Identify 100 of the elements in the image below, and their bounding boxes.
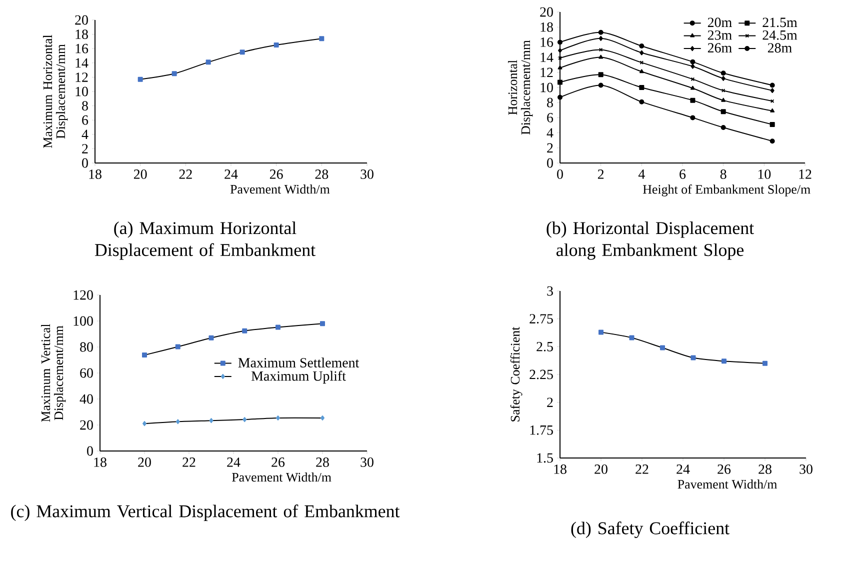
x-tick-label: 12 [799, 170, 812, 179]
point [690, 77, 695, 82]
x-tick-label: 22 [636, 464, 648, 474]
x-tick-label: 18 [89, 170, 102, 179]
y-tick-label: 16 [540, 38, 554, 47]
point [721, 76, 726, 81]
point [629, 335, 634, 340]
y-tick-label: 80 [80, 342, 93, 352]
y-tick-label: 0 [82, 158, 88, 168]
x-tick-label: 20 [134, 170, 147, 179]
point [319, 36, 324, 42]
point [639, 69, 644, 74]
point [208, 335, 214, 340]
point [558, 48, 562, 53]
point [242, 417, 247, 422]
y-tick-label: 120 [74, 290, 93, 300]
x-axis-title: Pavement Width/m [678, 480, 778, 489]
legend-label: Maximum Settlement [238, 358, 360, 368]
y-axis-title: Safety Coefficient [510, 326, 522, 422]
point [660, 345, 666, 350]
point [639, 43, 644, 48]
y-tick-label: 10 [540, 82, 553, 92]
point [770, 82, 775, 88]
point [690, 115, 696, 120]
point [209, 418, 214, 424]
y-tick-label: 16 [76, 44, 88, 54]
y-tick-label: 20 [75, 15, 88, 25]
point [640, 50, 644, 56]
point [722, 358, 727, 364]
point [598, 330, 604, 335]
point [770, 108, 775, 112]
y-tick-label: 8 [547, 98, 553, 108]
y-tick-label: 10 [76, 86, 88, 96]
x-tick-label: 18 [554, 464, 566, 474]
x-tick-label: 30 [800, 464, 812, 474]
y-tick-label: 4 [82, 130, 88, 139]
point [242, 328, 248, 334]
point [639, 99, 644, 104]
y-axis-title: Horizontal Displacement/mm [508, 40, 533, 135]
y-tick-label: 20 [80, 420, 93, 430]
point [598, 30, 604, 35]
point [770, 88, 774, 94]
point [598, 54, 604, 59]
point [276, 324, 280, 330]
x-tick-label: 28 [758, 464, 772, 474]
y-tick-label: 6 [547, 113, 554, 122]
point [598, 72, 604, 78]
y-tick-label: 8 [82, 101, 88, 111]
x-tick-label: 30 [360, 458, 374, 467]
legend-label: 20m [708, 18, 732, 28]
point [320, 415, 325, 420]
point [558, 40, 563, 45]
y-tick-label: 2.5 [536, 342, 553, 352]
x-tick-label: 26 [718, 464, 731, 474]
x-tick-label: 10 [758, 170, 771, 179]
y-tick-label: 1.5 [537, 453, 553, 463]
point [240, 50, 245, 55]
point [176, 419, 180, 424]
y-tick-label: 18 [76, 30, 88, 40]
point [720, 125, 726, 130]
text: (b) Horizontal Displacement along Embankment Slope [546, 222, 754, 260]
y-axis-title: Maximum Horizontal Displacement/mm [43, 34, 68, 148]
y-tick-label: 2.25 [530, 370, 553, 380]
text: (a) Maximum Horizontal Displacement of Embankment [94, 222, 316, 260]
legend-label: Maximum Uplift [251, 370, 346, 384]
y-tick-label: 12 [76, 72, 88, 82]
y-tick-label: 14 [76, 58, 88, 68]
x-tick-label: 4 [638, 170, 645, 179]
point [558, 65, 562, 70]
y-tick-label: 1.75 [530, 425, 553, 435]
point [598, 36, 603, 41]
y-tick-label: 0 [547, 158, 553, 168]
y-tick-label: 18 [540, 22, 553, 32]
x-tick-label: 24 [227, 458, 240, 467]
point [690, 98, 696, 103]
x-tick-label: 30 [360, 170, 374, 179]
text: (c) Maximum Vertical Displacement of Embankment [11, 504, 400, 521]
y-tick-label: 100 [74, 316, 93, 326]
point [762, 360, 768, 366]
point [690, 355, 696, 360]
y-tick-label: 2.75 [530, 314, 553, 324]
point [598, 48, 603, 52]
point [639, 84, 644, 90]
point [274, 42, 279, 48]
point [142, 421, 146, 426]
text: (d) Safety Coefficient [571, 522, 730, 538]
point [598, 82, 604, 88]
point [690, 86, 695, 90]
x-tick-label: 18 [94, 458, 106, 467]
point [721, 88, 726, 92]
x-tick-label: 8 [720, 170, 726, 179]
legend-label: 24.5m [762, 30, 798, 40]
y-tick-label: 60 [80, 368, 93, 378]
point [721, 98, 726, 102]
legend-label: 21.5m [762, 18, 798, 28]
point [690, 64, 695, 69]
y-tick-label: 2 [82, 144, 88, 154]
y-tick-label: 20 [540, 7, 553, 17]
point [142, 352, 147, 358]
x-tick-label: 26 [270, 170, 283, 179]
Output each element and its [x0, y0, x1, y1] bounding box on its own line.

■ ■ ■ ■ ■ ■ ■

#### SHORT PROBLEM
Rewrite the stretch of the entries from the line containing "x-tick-label: 12 [799, 170, 812, 179]" through the line containing "y-tick-label: 20 [80, 420, 93, 430]", substituting "Road" for "Pavement" and changing nothing else.

#### RESPONSE TO THE TASK
x-tick-label: 12 [799, 170, 812, 179]
point [690, 77, 695, 82]
x-tick-label: 22 [636, 464, 648, 474]
x-tick-label: 18 [89, 170, 102, 179]
y-tick-label: 16 [540, 38, 554, 47]
point [721, 76, 726, 81]
point [629, 335, 634, 340]
y-tick-label: 80 [80, 342, 93, 352]
y-tick-label: 0 [82, 158, 88, 168]
x-tick-label: 20 [134, 170, 147, 179]
point [319, 36, 324, 42]
point [639, 69, 644, 74]
point [208, 335, 214, 340]
point [558, 48, 562, 53]
point [242, 417, 247, 422]
y-tick-label: 120 [74, 290, 93, 300]
x-axis-title: Road Width/m [678, 480, 778, 489]
legend-label: Maximum Settlement [238, 358, 360, 368]
y-axis-title: Safety Coefficient [510, 326, 522, 422]
point [660, 345, 666, 350]
point [639, 43, 644, 48]
y-tick-label: 10 [540, 82, 553, 92]
point [770, 82, 775, 88]
point [690, 115, 696, 120]
point [209, 418, 214, 424]
y-tick-label: 16 [76, 44, 88, 54]
y-tick-label: 20 [75, 15, 88, 25]
point [640, 50, 644, 56]
point [722, 358, 727, 364]
point [598, 330, 604, 335]
point [770, 108, 775, 112]
y-tick-label: 8 [547, 98, 553, 108]
y-tick-label: 10 [76, 86, 88, 96]
x-tick-label: 18 [554, 464, 566, 474]
x-tick-label: 30 [800, 464, 812, 474]
y-tick-label: 4 [82, 130, 88, 139]
point [242, 328, 248, 334]
point [639, 99, 644, 104]
y-axis-title: Horizontal Displacement/mm [508, 40, 533, 135]
y-tick-label: 20 [80, 420, 93, 430]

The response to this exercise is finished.